* ENTRIES PROVIDED:

* Begin *

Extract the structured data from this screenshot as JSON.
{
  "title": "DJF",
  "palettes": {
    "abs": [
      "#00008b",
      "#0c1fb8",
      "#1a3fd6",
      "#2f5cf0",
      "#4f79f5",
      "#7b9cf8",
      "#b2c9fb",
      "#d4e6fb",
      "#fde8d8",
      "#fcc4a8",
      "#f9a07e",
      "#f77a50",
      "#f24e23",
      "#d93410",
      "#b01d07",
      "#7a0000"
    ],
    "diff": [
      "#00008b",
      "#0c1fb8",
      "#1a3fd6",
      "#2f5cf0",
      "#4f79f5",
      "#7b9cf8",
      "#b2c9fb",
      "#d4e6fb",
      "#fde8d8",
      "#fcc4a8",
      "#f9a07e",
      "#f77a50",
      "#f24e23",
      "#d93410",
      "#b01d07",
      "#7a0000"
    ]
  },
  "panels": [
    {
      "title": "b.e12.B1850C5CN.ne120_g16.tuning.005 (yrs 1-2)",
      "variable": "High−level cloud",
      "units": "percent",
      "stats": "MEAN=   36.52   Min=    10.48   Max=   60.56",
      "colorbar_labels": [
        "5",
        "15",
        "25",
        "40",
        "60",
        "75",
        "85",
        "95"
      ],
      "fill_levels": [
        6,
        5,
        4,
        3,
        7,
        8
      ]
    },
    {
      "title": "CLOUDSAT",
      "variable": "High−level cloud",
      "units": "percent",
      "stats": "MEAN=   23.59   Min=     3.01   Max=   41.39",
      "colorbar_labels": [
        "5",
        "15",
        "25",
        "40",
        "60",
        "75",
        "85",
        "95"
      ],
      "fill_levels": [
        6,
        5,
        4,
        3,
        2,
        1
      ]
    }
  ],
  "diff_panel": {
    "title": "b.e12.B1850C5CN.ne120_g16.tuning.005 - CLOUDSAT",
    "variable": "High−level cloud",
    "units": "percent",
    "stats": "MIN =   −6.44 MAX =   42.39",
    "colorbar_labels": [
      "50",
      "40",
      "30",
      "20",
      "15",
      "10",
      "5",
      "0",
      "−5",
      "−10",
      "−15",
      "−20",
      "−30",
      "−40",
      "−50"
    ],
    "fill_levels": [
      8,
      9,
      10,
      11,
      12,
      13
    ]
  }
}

* End *

* WHAT IS BEING ASKED:
Nothing should be left out: repeat all of the data exactly.

* EXERCISE RESULT:
Extract the structured data from this screenshot as JSON.
{
  "title": "DJF",
  "palettes": {
    "abs": [
      "#00008b",
      "#0c1fb8",
      "#1a3fd6",
      "#2f5cf0",
      "#4f79f5",
      "#7b9cf8",
      "#b2c9fb",
      "#d4e6fb",
      "#fde8d8",
      "#fcc4a8",
      "#f9a07e",
      "#f77a50",
      "#f24e23",
      "#d93410",
      "#b01d07",
      "#7a0000"
    ],
    "diff": [
      "#00008b",
      "#0c1fb8",
      "#1a3fd6",
      "#2f5cf0",
      "#4f79f5",
      "#7b9cf8",
      "#b2c9fb",
      "#d4e6fb",
      "#fde8d8",
      "#fcc4a8",
      "#f9a07e",
      "#f77a50",
      "#f24e23",
      "#d93410",
      "#b01d07",
      "#7a0000"
    ]
  },
  "panels": [
    {
      "title": "b.e12.B1850C5CN.ne120_g16.tuning.005 (yrs 1-2)",
      "variable": "High−level cloud",
      "units": "percent",
      "stats": "MEAN=   36.52   Min=    10.48   Max=   60.56",
      "colorbar_labels": [
        "5",
        "15",
        "25",
        "40",
        "60",
        "75",
        "85",
        "95"
      ],
      "fill_levels": [
        6,
        5,
        4,
        3,
        7,
        8
      ]
    },
    {
      "title": "CLOUDSAT",
      "variable": "High−level cloud",
      "units": "percent",
      "stats": "MEAN=   23.59   Min=     3.01   Max=   41.39",
      "colorbar_labels": [
        "5",
        "15",
        "25",
        "40",
        "60",
        "75",
        "85",
        "95"
      ],
      "fill_levels": [
        6,
        5,
        4,
        3,
        2,
        1
      ]
    }
  ],
  "diff_panel": {
    "title": "b.e12.B1850C5CN.ne120_g16.tuning.005 - CLOUDSAT",
    "variable": "High−level cloud",
    "units": "percent",
    "stats": "MIN =   −6.44 MAX =   42.39",
    "colorbar_labels": [
      "50",
      "40",
      "30",
      "20",
      "15",
      "10",
      "5",
      "0",
      "−5",
      "−10",
      "−15",
      "−20",
      "−30",
      "−40",
      "−50"
    ],
    "fill_levels": [
      8,
      9,
      10,
      11,
      12,
      13
    ]
  }
}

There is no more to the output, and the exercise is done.